§ **What the exercise asks**
Your answer should be a single number: the count of lines that hold the word "EmuNAND".

§ **Supplied records**
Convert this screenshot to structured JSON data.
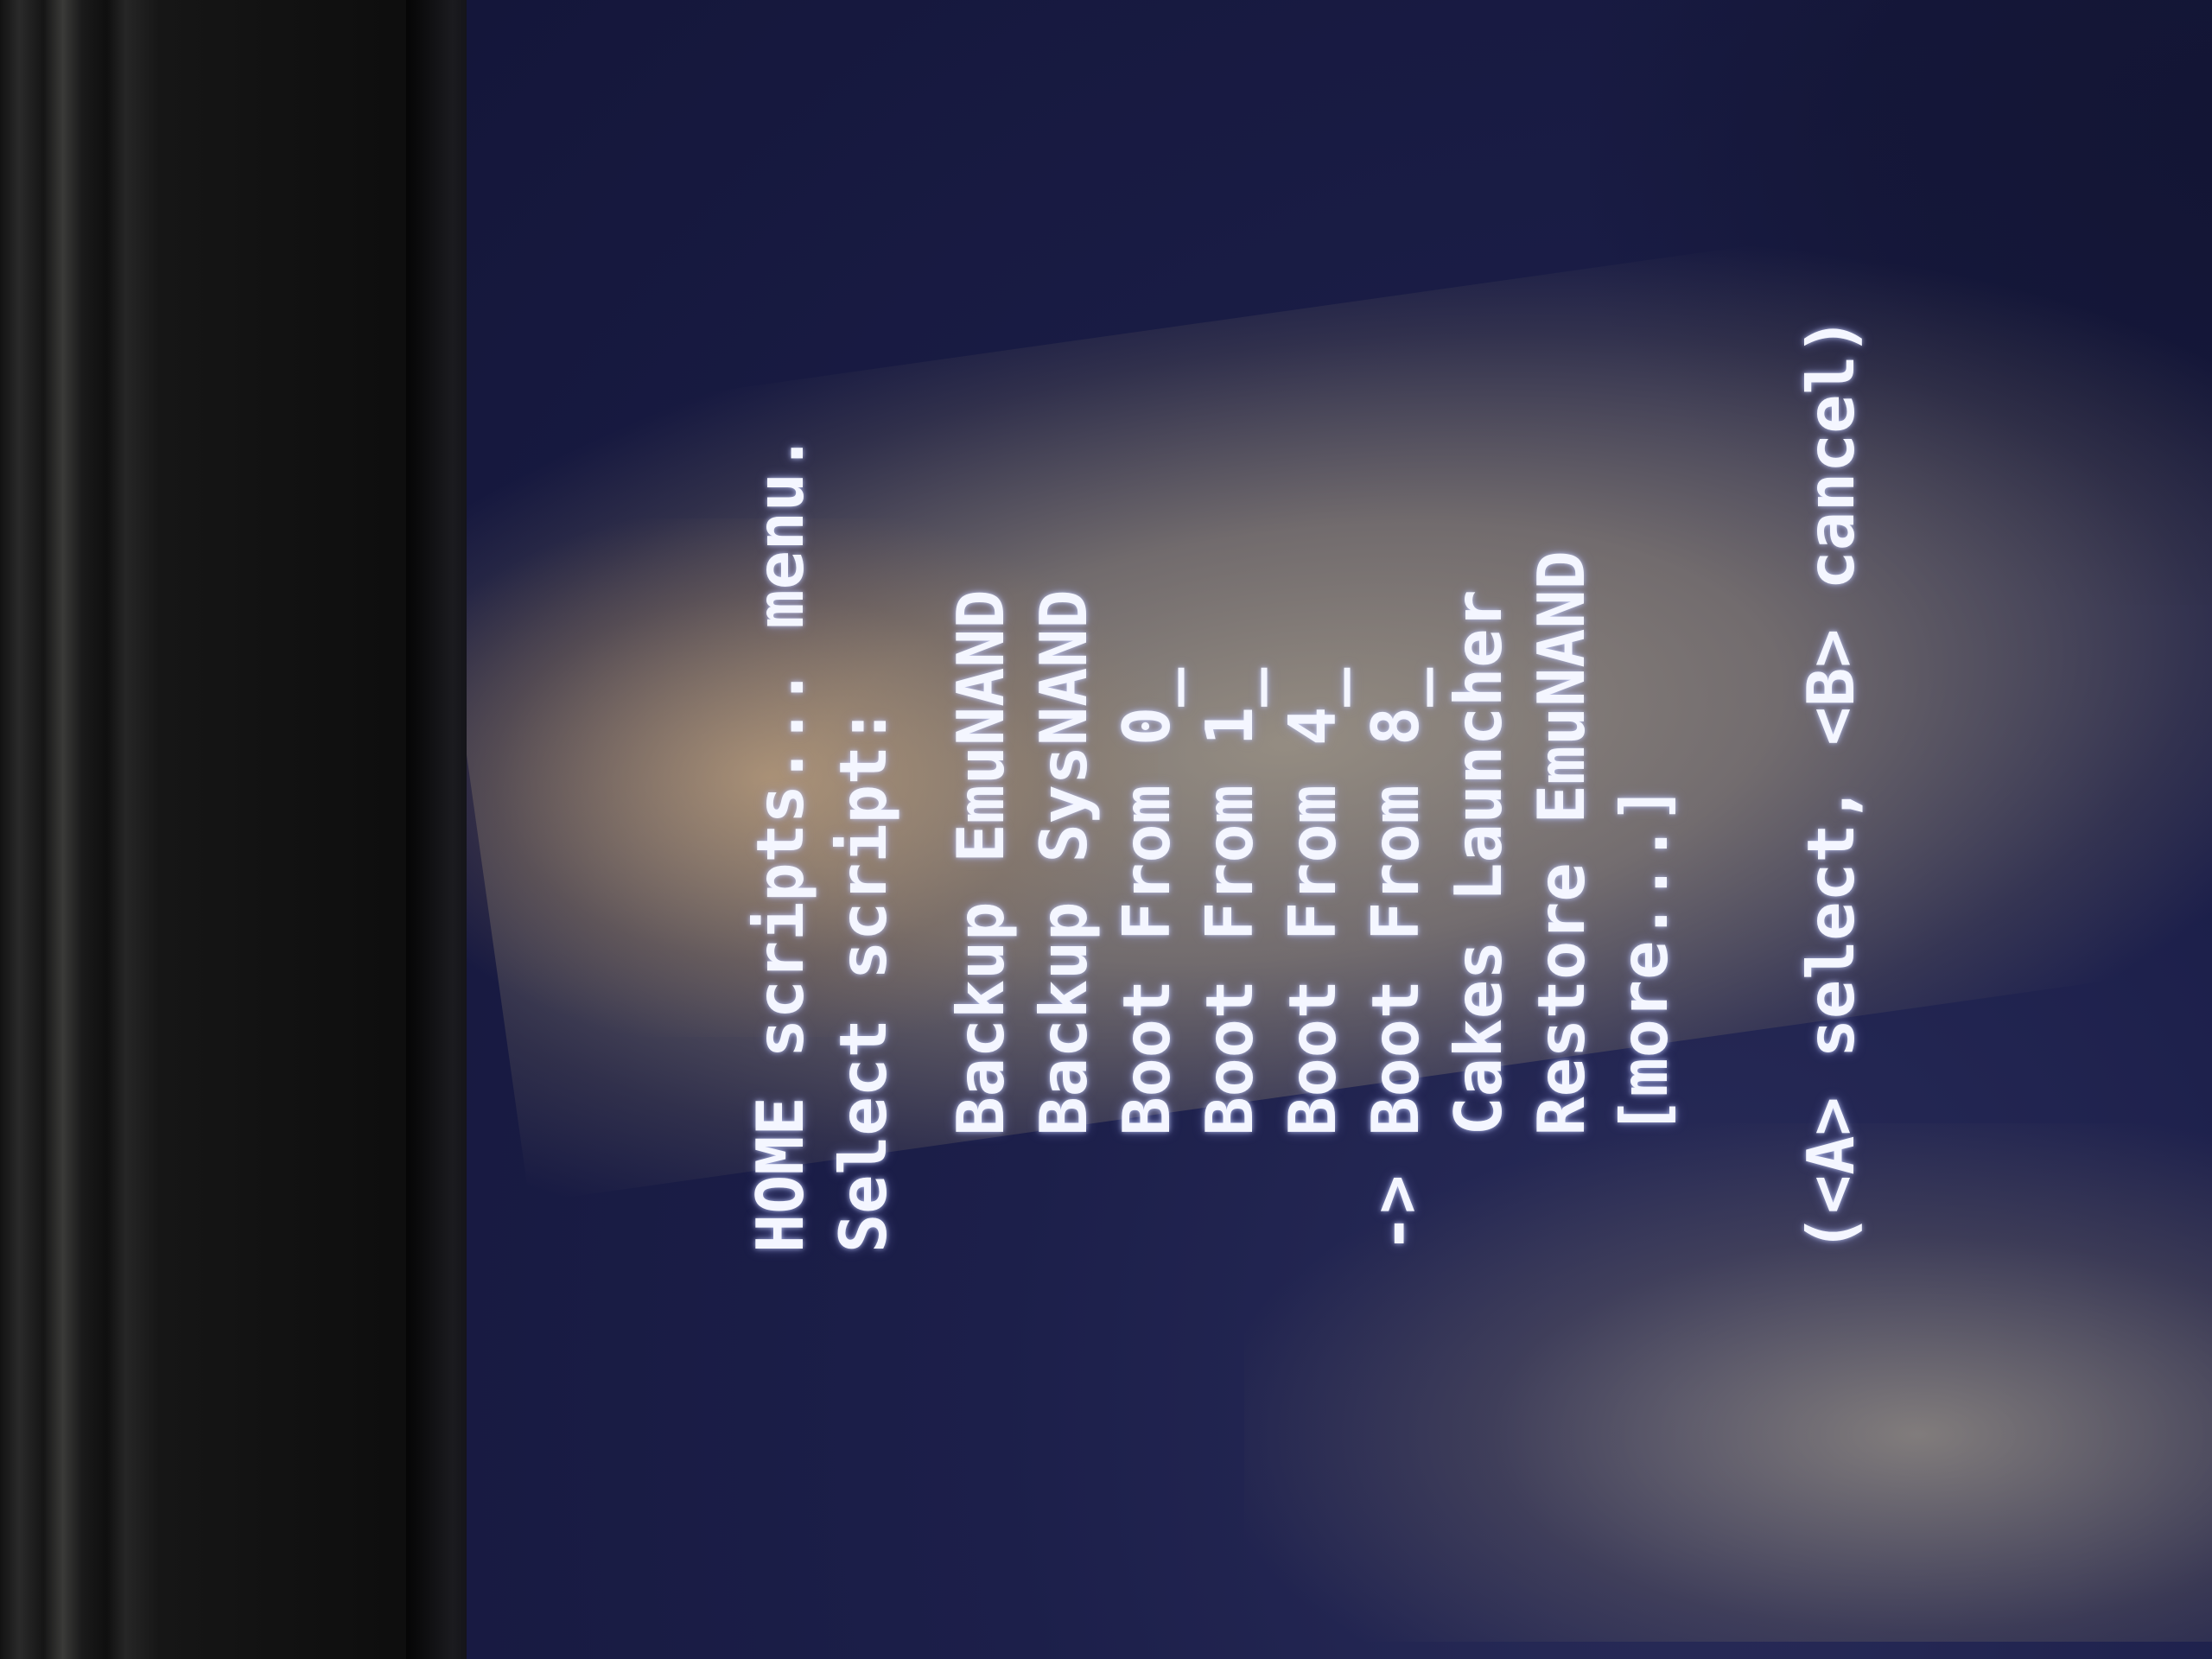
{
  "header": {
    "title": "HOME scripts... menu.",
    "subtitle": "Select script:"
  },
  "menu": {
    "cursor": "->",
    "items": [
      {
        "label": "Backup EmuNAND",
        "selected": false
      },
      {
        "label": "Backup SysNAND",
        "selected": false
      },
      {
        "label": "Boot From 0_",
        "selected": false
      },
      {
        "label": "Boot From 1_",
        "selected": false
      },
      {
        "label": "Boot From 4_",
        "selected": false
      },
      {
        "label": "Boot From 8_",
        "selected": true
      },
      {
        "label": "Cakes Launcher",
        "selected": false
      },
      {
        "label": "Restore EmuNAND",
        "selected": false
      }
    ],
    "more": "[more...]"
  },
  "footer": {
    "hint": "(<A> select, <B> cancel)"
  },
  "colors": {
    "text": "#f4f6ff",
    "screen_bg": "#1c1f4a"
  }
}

==

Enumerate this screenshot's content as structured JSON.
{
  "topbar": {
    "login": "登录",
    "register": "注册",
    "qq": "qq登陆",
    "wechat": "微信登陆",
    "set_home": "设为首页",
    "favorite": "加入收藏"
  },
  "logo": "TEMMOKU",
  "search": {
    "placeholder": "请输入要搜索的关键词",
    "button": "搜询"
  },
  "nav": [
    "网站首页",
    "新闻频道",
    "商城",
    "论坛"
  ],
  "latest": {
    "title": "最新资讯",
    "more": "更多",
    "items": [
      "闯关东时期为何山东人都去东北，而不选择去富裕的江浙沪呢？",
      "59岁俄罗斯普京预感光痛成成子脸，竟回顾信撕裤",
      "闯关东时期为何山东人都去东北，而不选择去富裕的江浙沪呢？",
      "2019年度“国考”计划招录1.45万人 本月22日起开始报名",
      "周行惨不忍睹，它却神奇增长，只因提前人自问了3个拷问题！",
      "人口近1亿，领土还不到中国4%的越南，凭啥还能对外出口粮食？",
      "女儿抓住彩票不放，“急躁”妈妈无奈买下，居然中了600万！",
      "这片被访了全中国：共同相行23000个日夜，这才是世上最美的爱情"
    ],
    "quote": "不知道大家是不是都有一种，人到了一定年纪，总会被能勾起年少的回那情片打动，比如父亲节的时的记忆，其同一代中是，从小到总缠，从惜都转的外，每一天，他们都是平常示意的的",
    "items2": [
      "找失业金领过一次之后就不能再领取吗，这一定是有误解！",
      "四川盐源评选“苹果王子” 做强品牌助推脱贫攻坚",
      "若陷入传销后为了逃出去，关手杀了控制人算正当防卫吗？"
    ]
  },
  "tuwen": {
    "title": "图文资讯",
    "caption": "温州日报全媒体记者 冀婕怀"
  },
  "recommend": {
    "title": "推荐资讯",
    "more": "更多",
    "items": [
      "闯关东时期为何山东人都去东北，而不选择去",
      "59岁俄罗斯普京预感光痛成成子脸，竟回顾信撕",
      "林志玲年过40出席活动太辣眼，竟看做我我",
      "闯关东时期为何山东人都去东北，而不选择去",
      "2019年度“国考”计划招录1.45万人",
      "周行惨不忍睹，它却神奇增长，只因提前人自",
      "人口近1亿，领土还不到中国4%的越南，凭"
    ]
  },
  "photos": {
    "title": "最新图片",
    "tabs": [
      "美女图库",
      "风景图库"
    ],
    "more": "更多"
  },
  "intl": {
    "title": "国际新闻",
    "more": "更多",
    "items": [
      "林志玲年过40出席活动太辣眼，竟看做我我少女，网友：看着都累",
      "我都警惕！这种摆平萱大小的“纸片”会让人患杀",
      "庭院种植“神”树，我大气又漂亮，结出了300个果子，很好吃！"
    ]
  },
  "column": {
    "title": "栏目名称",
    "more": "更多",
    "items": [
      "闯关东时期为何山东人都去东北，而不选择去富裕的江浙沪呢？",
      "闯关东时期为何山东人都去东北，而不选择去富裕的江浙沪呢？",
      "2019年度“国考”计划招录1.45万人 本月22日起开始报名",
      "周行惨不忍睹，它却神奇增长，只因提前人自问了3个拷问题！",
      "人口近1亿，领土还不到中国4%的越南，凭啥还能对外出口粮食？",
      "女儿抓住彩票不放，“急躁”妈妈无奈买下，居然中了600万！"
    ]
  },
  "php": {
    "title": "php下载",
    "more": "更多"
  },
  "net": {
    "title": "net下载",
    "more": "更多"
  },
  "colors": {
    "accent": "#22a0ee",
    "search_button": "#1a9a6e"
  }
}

§ **Correct result**
2